CONSEGNA SCRITTA -
Riscrivi tutte le righe da quella con "text-line: 적용하지 아니한다." fino a quella con "text-line: ② 부사장, 전무이사, 상무이사", sostituendo "3년내의" con "2년내의" e lasciando invariato tutto il resto.

DATI FORNITI -
━━━━━━━━━━━━━━━━━━━━━━━━━━━━━━

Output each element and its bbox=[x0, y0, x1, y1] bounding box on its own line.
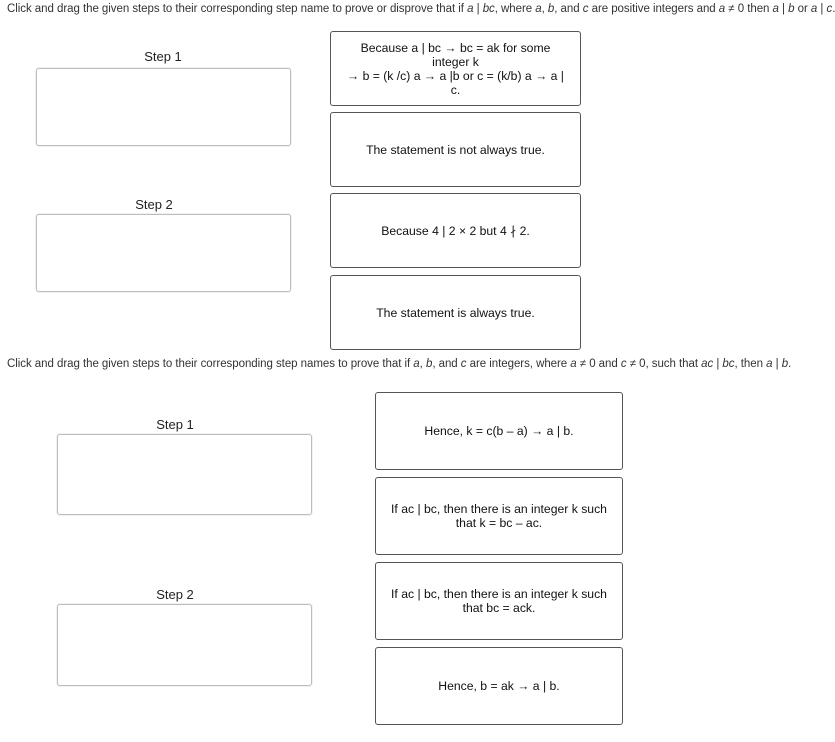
variable: bc bbox=[482, 3, 495, 15]
instruction-text: or bbox=[794, 3, 811, 15]
draggable-step-card[interactable] bbox=[375, 647, 623, 725]
card-text: that bc = ack. bbox=[462, 601, 536, 615]
variable: c bbox=[826, 3, 833, 15]
instruction-text: , bbox=[419, 358, 426, 370]
variable: a bbox=[570, 358, 577, 370]
instruction-text: | bbox=[473, 3, 483, 15]
variable: c bbox=[460, 358, 467, 370]
card-text: If ac | bc, then there is an integer k such bbox=[391, 587, 607, 601]
draggable-step-card[interactable] bbox=[330, 112, 581, 187]
instruction-text: Click and drag the given steps to their corresponding step names to prove that if bbox=[7, 358, 414, 370]
instruction-text: , bbox=[541, 3, 548, 15]
instruction-text: ≠ 0, such that bbox=[626, 358, 702, 370]
card-text: Because a | bc → bc = ak for some integer k bbox=[360, 40, 551, 69]
variable: a bbox=[413, 358, 420, 370]
variable: ac bbox=[701, 358, 714, 370]
instruction-text: , and bbox=[432, 358, 461, 370]
card-text: Hence, b = ak → a | b. bbox=[438, 679, 560, 693]
draggable-step-card[interactable] bbox=[375, 562, 623, 640]
step-1-label: Step 1 bbox=[156, 417, 194, 432]
step-1-label: Step 1 bbox=[144, 49, 182, 64]
variable: b bbox=[425, 358, 433, 370]
instruction-text: | bbox=[713, 358, 723, 370]
step-1-drop-zone[interactable] bbox=[57, 434, 312, 515]
instruction-text: | bbox=[778, 3, 789, 15]
instruction-text: are integers, where bbox=[466, 358, 571, 370]
variable: a bbox=[718, 3, 726, 15]
card-text: If ac | bc, then there is an integer k such bbox=[391, 502, 607, 516]
instruction-section-1 bbox=[7, 3, 835, 15]
draggable-step-card[interactable] bbox=[375, 477, 623, 555]
variable: a bbox=[766, 358, 773, 370]
card-text: → b = (k /c) a → a |b or c = (k/b) a → a | c. bbox=[347, 68, 564, 97]
instruction-text: ≠ 0 and bbox=[576, 358, 621, 370]
step-2-label: Step 2 bbox=[156, 587, 194, 602]
card-text: The statement is not always true. bbox=[366, 142, 545, 157]
step-2-label: Step 2 bbox=[135, 197, 173, 212]
card-text: The statement is always true. bbox=[376, 305, 535, 320]
instruction-text: , where bbox=[494, 3, 536, 15]
instruction-section-2 bbox=[7, 358, 791, 370]
card-text: Hence, k = c(b – a) → a | b. bbox=[424, 424, 574, 438]
card-text: that k = bc – ac. bbox=[455, 516, 543, 530]
step-2-drop-zone[interactable] bbox=[36, 214, 291, 292]
instruction-text: | bbox=[772, 358, 782, 370]
variable: b bbox=[788, 3, 795, 15]
variable: a bbox=[810, 3, 818, 15]
draggable-step-card[interactable] bbox=[330, 31, 581, 106]
draggable-step-card[interactable] bbox=[330, 275, 581, 350]
variable: c bbox=[582, 3, 589, 15]
instruction-text: , and bbox=[554, 3, 583, 15]
instruction-text: Click and drag the given steps to their corresponding step name to prove or disprove that if bbox=[7, 3, 468, 15]
instruction-text: . bbox=[788, 358, 792, 370]
variable: c bbox=[620, 358, 627, 370]
draggable-step-card[interactable] bbox=[375, 392, 623, 470]
instruction-text: ≠ 0 then bbox=[725, 3, 773, 15]
variable: b bbox=[781, 358, 789, 370]
instruction-text: , then bbox=[734, 358, 767, 370]
card-text: Because 4 | 2 × 2 but 4 ∤ 2. bbox=[381, 223, 530, 238]
draggable-step-card[interactable] bbox=[330, 193, 581, 268]
variable: a bbox=[467, 3, 474, 15]
variable: a bbox=[772, 3, 779, 15]
step-2-drop-zone[interactable] bbox=[57, 604, 312, 686]
instruction-text: | bbox=[817, 3, 827, 15]
variable: b bbox=[547, 3, 555, 15]
instruction-text: are positive integers and bbox=[588, 3, 719, 15]
variable: a bbox=[535, 3, 542, 15]
variable: bc bbox=[722, 358, 735, 370]
step-1-drop-zone[interactable] bbox=[36, 68, 291, 146]
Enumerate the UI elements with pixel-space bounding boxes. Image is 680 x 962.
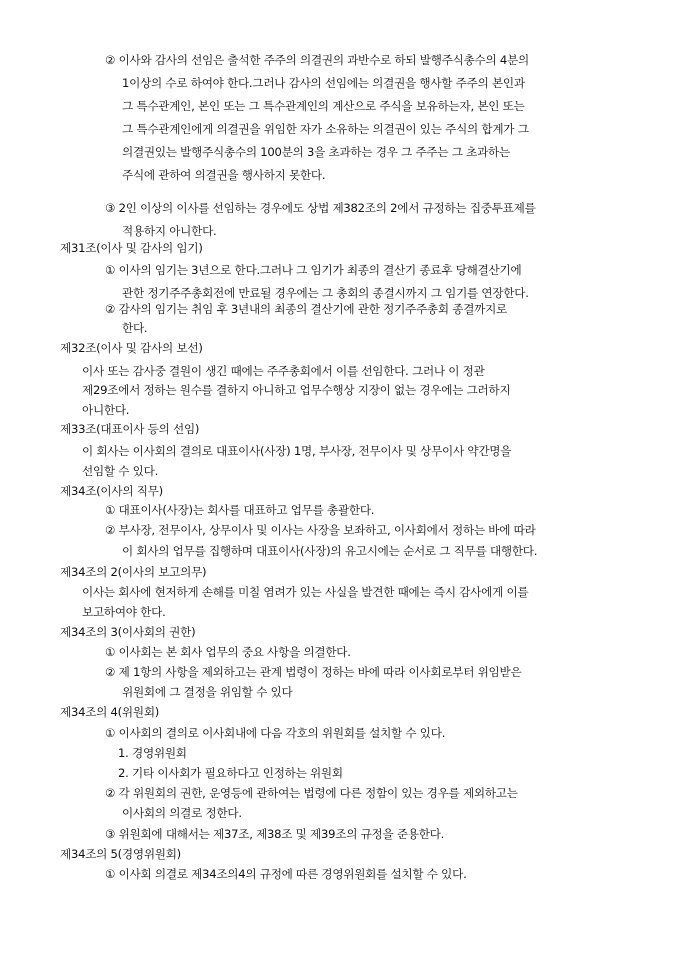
text-line: 적용하지 아니한다. <box>122 224 217 238</box>
text-line: 의결권있는 발행주식총수의 100분의 3을 초과하는 경우 그 주주는 그 초과하는 <box>122 145 510 159</box>
text-line: 보고하여야 한다. <box>82 605 166 619</box>
text-line: ② 감사의 임기는 취임 후 3년내의 최종의 결산기에 관한 정기주주총회 종결까지로 <box>105 302 508 316</box>
article-heading: 제34조의 4(위원회) <box>60 705 160 719</box>
text-line: 이사회의 의결로 정한다. <box>122 806 242 820</box>
text-line: 그 특수관계인, 본인 또는 그 특수관계인의 계산으로 주식을 보유하는자, 본인 또는 <box>122 99 525 113</box>
text-line: ② 부사장, 전무이사, 상무이사 및 이사는 사장을 보좌하고, 이사회에서 정하는 바에 따라 <box>105 523 536 537</box>
text-line: 그 특수관계인에게 의결권을 위임한 자가 소유하는 의결권이 있는 주식의 합계가 그 <box>122 122 529 136</box>
text-line: 1이상의 수로 하여야 한다.그러나 감사의 선임에는 의결권을 행사할 주주의 본인과 <box>122 76 525 90</box>
text-line: 주식에 관하여 의결권을 행사하지 못한다. <box>122 168 326 182</box>
article-heading: 제33조(대표이사 등의 선임) <box>60 422 200 436</box>
text-line: ② 이사와 감사의 선임은 출석한 주주의 의결권의 과반수로 하되 발행주식총수의 4분의 <box>105 53 529 67</box>
text-line: ① 이사회의 결의로 이사회내에 다음 각호의 위원회를 설치할 수 있다. <box>105 726 446 740</box>
text-line: ② 제 1항의 사항을 제외하고는 관계 법령이 정하는 바에 따라 이사회로부터 위임받은 <box>105 665 522 679</box>
article-heading: 제34조의 3(이사회의 권한) <box>60 625 196 639</box>
text-line: 관한 정기주주총회전에 만료될 경우에는 그 총회의 종결시까지 그 임기를 연장한다. <box>122 286 529 300</box>
text-line: ① 이사회는 본 회사 업무의 중요 사항을 의결한다. <box>105 645 351 659</box>
text-line: 이사 또는 감사중 결원이 생긴 때에는 주주총회에서 이를 선임한다. 그러나 이 정관 <box>82 364 485 378</box>
article-heading: 제34조(이사의 직무) <box>60 484 163 498</box>
text-line: ③ 위원회에 대해서는 제37조, 제38조 및 제39조의 규정을 준용한다. <box>105 827 445 841</box>
text-line: 이사는 회사에 현저하게 손해를 미칠 염려가 있는 사실을 발견한 때에는 즉시 감사에게 이를 <box>82 585 529 599</box>
text-line: 제29조에서 정하는 원수를 결하지 아니하고 업무수행상 지장이 없는 경우에는 그러하지 <box>82 383 511 397</box>
text-line: ① 이사의 임기는 3년으로 한다.그러나 그 임기가 최종의 결산기 종료후 당해결산기에 <box>105 263 522 277</box>
text-line: ① 이사회 의결로 제34조의4의 규정에 따른 경영위원회를 설치할 수 있다. <box>105 867 467 881</box>
text-line: 한다. <box>122 321 148 335</box>
text-line: 1. 경영위원회 <box>118 746 187 760</box>
text-line: 이 회사의 업무를 집행하며 대표이사(사장)의 유고시에는 순서로 그 직무를 대행한다. <box>122 544 538 558</box>
article-heading: 제31조(이사 및 감사의 임기) <box>60 241 203 255</box>
text-line: 아니한다. <box>82 403 130 417</box>
text-line: ② 각 위원회의 권한, 운영등에 관하여는 법령에 다른 정함이 있는 경우를 제외하고는 <box>105 786 518 800</box>
text-line: 2. 기타 이사회가 필요하다고 인정하는 위원회 <box>118 766 343 780</box>
text-line: ① 대표이사(사장)는 회사를 대표하고 업무를 총괄한다. <box>105 503 375 517</box>
text-line: 선임할 수 있다. <box>82 464 159 478</box>
article-heading: 제32조(이사 및 감사의 보선) <box>60 341 203 355</box>
article-heading: 제34조의 2(이사의 보고의무) <box>60 565 207 579</box>
text-line: ③ 2인 이상의 이사를 선임하는 경우에도 상법 제382조의 2에서 규정하는 집중투표제를 <box>105 201 536 215</box>
article-heading: 제34조의 5(경영위원회) <box>60 847 181 861</box>
text-line: 위원회에 그 결정을 위임할 수 있다 <box>122 685 293 699</box>
text-line: 이 회사는 이사회의 결의로 대표이사(사장) 1명, 부사장, 전무이사 및 상무이사 약간명을 <box>82 444 512 458</box>
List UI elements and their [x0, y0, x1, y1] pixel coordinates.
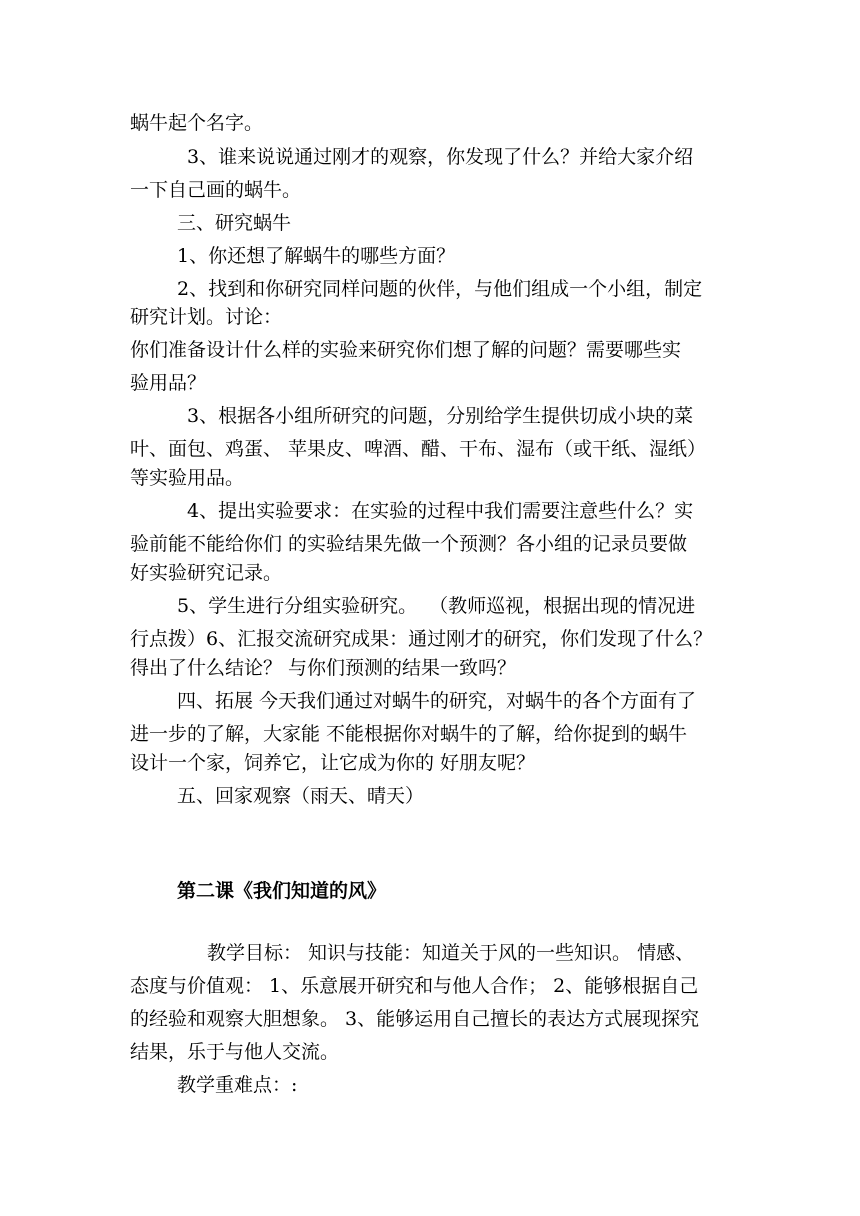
section-heading: 五、回家观察（雨天、晴天） [177, 785, 425, 807]
text-line: 四、拓展 今天我们通过对蜗牛的研究，对蜗牛的各个方面有了 [177, 690, 697, 712]
section-heading: 三、研究蜗牛 [177, 212, 292, 234]
lesson-title: 第二课《我们知道的风》 [177, 880, 387, 902]
text-line: 态度与价值观： 1、乐意展开研究和与他人合作； 2、能够根据自己 [130, 975, 699, 997]
text-line: 结果，乐于与他人交流。 [130, 1041, 340, 1063]
text-line: 5、学生进行分组实验研究。 （教师巡视，根据出现的情况进 [177, 595, 696, 617]
text-line: 好实验研究记录。 [130, 562, 283, 584]
text-line: 等实验用品。 [130, 467, 245, 489]
text-line: 蜗牛起个名字。 [130, 112, 264, 134]
text-line: 教学目标： 知识与技能：知道关于风的一些知识。 情感、 [207, 942, 695, 964]
text-line: 1、你还想了解蜗牛的哪些方面？ [177, 245, 456, 267]
text-line: 3、根据各小组所研究的问题，分别给学生提供切成小块的菜 [187, 405, 694, 427]
text-line: 2、找到和你研究同样问题的伙伴，与他们组成一个小组，制定 [177, 278, 703, 300]
text-line: 叶、面包、鸡蛋、 苹果皮、啤酒、醋、干布、湿布（或干纸、湿纸） [130, 438, 707, 460]
text-line: 验前能不能给你们 的实验结果先做一个预测？各小组的记录员要做 [130, 533, 688, 555]
text-line: 你们准备设计什么样的实验来研究你们想了解的问题？需要哪些实 [130, 339, 682, 361]
text-line: 4、提出实验要求：在实验的过程中我们需要注意些什么？实 [187, 500, 694, 522]
text-line: 进一步的了解，大家能 不能根据你对蜗牛的了解，给你捉到的蜗牛 [130, 723, 688, 745]
text-line: 的经验和观察大胆想象。 3、能够运用自己擅长的表达方式展现探究 [130, 1008, 700, 1030]
text-line: 行点拨）6、汇报交流研究成果：通过刚才的研究，你们发现了什么？ [130, 628, 713, 650]
text-line: 得出了什么结论？ 与你们预测的结果一致吗？ [130, 657, 517, 679]
text-line: 研究计划。讨论： [130, 306, 283, 328]
text-line: 设计一个家，饲养它，让它成为你的 好朋友呢？ [130, 752, 536, 774]
text-line: 一下自己画的蜗牛。 [130, 179, 302, 201]
subsection-heading: 教学重难点：: [177, 1074, 298, 1096]
text-line: 3、谁来说说通过刚才的观察，你发现了什么？并给大家介绍 [187, 146, 694, 168]
text-line: 验用品？ [130, 372, 207, 394]
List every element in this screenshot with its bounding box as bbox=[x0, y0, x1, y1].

━━━━━━━━━━━━━━━━━━━━━━━━━━━━━━

SOLUZIONE SVOLTA -
text-line: 적용하지 아니한다. <box>122 224 217 238</box>
text-line: 의결권있는 발행주식총수의 100분의 3을 초과하는 경우 그 주주는 그 초과하는 <box>122 145 510 159</box>
text-line: 보고하여야 한다. <box>82 605 166 619</box>
text-line: ② 감사의 임기는 취임 후 2년내의 최종의 결산기에 관한 정기주주총회 종결까지로 <box>105 302 508 316</box>
article-heading: 제34조의 4(위원회) <box>60 705 160 719</box>
text-line: 이사회의 의결로 정한다. <box>122 806 242 820</box>
text-line: 그 특수관계인, 본인 또는 그 특수관계인의 계산으로 주식을 보유하는자, 본인 또는 <box>122 99 525 113</box>
text-line: ② 부사장, 전무이사, 상무이사 및 이사는 사장을 보좌하고, 이사회에서 정하는 바에 따라 <box>105 523 536 537</box>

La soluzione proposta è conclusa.